* BEGIN DATASET RECORDS *

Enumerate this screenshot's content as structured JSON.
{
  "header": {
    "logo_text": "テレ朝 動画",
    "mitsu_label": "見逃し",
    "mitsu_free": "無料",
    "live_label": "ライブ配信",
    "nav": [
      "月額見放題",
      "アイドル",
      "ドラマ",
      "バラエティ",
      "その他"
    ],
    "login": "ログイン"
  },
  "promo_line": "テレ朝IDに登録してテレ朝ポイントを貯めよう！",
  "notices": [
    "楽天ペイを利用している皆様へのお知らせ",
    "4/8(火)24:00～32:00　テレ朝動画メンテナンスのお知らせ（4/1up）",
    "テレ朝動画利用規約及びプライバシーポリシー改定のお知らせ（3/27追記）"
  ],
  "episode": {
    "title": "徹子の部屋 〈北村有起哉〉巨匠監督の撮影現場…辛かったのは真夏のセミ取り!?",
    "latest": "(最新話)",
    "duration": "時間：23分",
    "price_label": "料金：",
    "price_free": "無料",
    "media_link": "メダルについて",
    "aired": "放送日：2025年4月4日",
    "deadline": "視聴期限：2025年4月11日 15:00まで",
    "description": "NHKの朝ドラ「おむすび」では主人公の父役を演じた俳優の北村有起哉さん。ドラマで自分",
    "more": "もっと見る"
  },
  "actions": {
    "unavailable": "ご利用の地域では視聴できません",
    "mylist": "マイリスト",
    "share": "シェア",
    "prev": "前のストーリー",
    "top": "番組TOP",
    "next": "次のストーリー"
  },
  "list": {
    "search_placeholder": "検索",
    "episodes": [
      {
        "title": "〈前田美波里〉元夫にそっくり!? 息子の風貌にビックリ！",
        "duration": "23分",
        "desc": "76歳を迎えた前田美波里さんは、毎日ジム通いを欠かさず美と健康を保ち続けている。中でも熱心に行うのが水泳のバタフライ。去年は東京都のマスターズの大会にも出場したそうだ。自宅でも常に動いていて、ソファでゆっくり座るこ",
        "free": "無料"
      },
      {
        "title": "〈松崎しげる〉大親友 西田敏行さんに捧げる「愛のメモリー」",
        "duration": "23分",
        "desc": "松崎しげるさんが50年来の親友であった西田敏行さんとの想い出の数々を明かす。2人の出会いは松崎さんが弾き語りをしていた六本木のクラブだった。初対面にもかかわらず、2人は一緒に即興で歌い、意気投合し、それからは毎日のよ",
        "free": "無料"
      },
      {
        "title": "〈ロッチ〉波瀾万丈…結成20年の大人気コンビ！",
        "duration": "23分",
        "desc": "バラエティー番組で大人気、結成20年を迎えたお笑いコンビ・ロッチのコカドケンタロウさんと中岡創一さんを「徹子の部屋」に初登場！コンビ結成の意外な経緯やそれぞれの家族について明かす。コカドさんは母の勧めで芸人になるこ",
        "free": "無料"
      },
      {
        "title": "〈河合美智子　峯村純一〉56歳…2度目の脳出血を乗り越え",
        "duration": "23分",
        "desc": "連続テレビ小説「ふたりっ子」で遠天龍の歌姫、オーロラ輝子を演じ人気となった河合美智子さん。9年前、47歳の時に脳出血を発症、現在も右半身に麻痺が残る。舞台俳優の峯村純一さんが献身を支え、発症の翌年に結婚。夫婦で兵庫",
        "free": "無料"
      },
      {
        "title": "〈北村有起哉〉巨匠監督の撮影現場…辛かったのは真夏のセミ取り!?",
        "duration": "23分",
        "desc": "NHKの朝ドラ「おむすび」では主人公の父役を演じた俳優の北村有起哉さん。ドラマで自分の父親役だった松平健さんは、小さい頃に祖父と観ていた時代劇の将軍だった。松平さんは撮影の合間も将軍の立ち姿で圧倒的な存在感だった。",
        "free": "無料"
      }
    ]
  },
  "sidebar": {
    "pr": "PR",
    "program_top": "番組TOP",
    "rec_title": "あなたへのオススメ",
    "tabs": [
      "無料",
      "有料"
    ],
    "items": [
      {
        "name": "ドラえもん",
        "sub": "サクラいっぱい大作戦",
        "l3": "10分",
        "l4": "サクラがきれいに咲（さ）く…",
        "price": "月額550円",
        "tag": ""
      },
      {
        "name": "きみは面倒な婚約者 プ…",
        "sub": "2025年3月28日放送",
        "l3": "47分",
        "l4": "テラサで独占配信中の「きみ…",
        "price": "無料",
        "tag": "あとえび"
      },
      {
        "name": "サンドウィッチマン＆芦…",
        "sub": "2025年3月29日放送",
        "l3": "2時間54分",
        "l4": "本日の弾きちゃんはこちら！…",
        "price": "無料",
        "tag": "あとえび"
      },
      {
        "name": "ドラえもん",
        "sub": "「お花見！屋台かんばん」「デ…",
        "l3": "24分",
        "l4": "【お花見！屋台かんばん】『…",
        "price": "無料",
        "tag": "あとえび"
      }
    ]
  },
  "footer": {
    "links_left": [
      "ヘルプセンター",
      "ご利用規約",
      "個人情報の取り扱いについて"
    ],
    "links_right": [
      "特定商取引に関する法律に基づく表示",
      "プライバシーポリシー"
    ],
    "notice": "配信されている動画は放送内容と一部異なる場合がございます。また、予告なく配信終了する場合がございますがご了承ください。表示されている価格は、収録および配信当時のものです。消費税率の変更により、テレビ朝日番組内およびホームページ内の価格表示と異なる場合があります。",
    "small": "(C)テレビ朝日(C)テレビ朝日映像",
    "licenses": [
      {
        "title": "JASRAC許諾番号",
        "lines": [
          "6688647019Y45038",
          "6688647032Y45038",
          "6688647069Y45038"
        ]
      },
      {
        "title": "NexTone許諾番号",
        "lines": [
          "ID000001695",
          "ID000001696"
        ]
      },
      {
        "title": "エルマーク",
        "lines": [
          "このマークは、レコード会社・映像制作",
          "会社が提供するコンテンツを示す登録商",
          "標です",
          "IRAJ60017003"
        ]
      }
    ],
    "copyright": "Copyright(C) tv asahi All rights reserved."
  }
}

* END DATASET RECORDS *

THE PROBLEM:
Write out the records above again, keeping each one identical to the original.

RESPONSE:
Enumerate this screenshot's content as structured JSON.
{
  "header": {
    "logo_text": "テレ朝 動画",
    "mitsu_label": "見逃し",
    "mitsu_free": "無料",
    "live_label": "ライブ配信",
    "nav": [
      "月額見放題",
      "アイドル",
      "ドラマ",
      "バラエティ",
      "その他"
    ],
    "login": "ログイン"
  },
  "promo_line": "テレ朝IDに登録してテレ朝ポイントを貯めよう！",
  "notices": [
    "楽天ペイを利用している皆様へのお知らせ",
    "4/8(火)24:00～32:00　テレ朝動画メンテナンスのお知らせ（4/1up）",
    "テレ朝動画利用規約及びプライバシーポリシー改定のお知らせ（3/27追記）"
  ],
  "episode": {
    "title": "徹子の部屋 〈北村有起哉〉巨匠監督の撮影現場…辛かったのは真夏のセミ取り!?",
    "latest": "(最新話)",
    "duration": "時間：23分",
    "price_label": "料金：",
    "price_free": "無料",
    "media_link": "メダルについて",
    "aired": "放送日：2025年4月4日",
    "deadline": "視聴期限：2025年4月11日 15:00まで",
    "description": "NHKの朝ドラ「おむすび」では主人公の父役を演じた俳優の北村有起哉さん。ドラマで自分",
    "more": "もっと見る"
  },
  "actions": {
    "unavailable": "ご利用の地域では視聴できません",
    "mylist": "マイリスト",
    "share": "シェア",
    "prev": "前のストーリー",
    "top": "番組TOP",
    "next": "次のストーリー"
  },
  "list": {
    "search_placeholder": "検索",
    "episodes": [
      {
        "title": "〈前田美波里〉元夫にそっくり!? 息子の風貌にビックリ！",
        "duration": "23分",
        "desc": "76歳を迎えた前田美波里さんは、毎日ジム通いを欠かさず美と健康を保ち続けている。中でも熱心に行うのが水泳のバタフライ。去年は東京都のマスターズの大会にも出場したそうだ。自宅でも常に動いていて、ソファでゆっくり座るこ",
        "free": "無料"
      },
      {
        "title": "〈松崎しげる〉大親友 西田敏行さんに捧げる「愛のメモリー」",
        "duration": "23分",
        "desc": "松崎しげるさんが50年来の親友であった西田敏行さんとの想い出の数々を明かす。2人の出会いは松崎さんが弾き語りをしていた六本木のクラブだった。初対面にもかかわらず、2人は一緒に即興で歌い、意気投合し、それからは毎日のよ",
        "free": "無料"
      },
      {
        "title": "〈ロッチ〉波瀾万丈…結成20年の大人気コンビ！",
        "duration": "23分",
        "desc": "バラエティー番組で大人気、結成20年を迎えたお笑いコンビ・ロッチのコカドケンタロウさんと中岡創一さんを「徹子の部屋」に初登場！コンビ結成の意外な経緯やそれぞれの家族について明かす。コカドさんは母の勧めで芸人になるこ",
        "free": "無料"
      },
      {
        "title": "〈河合美智子　峯村純一〉56歳…2度目の脳出血を乗り越え",
        "duration": "23分",
        "desc": "連続テレビ小説「ふたりっ子」で遠天龍の歌姫、オーロラ輝子を演じ人気となった河合美智子さん。9年前、47歳の時に脳出血を発症、現在も右半身に麻痺が残る。舞台俳優の峯村純一さんが献身を支え、発症の翌年に結婚。夫婦で兵庫",
        "free": "無料"
      },
      {
        "title": "〈北村有起哉〉巨匠監督の撮影現場…辛かったのは真夏のセミ取り!?",
        "duration": "23分",
        "desc": "NHKの朝ドラ「おむすび」では主人公の父役を演じた俳優の北村有起哉さん。ドラマで自分の父親役だった松平健さんは、小さい頃に祖父と観ていた時代劇の将軍だった。松平さんは撮影の合間も将軍の立ち姿で圧倒的な存在感だった。",
        "free": "無料"
      }
    ]
  },
  "sidebar": {
    "pr": "PR",
    "program_top": "番組TOP",
    "rec_title": "あなたへのオススメ",
    "tabs": [
      "無料",
      "有料"
    ],
    "items": [
      {
        "name": "ドラえもん",
        "sub": "サクラいっぱい大作戦",
        "l3": "10分",
        "l4": "サクラがきれいに咲（さ）く…",
        "price": "月額550円",
        "tag": ""
      },
      {
        "name": "きみは面倒な婚約者 プ…",
        "sub": "2025年3月28日放送",
        "l3": "47分",
        "l4": "テラサで独占配信中の「きみ…",
        "price": "無料",
        "tag": "あとえび"
      },
      {
        "name": "サンドウィッチマン＆芦…",
        "sub": "2025年3月29日放送",
        "l3": "2時間54分",
        "l4": "本日の弾きちゃんはこちら！…",
        "price": "無料",
        "tag": "あとえび"
      },
      {
        "name": "ドラえもん",
        "sub": "「お花見！屋台かんばん」「デ…",
        "l3": "24分",
        "l4": "【お花見！屋台かんばん】『…",
        "price": "無料",
        "tag": "あとえび"
      }
    ]
  },
  "footer": {
    "links_left": [
      "ヘルプセンター",
      "ご利用規約",
      "個人情報の取り扱いについて"
    ],
    "links_right": [
      "特定商取引に関する法律に基づく表示",
      "プライバシーポリシー"
    ],
    "notice": "配信されている動画は放送内容と一部異なる場合がございます。また、予告なく配信終了する場合がございますがご了承ください。表示されている価格は、収録および配信当時のものです。消費税率の変更により、テレビ朝日番組内およびホームページ内の価格表示と異なる場合があります。",
    "small": "(C)テレビ朝日(C)テレビ朝日映像",
    "licenses": [
      {
        "title": "JASRAC許諾番号",
        "lines": [
          "6688647019Y45038",
          "6688647032Y45038",
          "6688647069Y45038"
        ]
      },
      {
        "title": "NexTone許諾番号",
        "lines": [
          "ID000001695",
          "ID000001696"
        ]
      },
      {
        "title": "エルマーク",
        "lines": [
          "このマークは、レコード会社・映像制作",
          "会社が提供するコンテンツを示す登録商",
          "標です",
          "IRAJ60017003"
        ]
      }
    ],
    "copyright": "Copyright(C) tv asahi All rights reserved."
  }
}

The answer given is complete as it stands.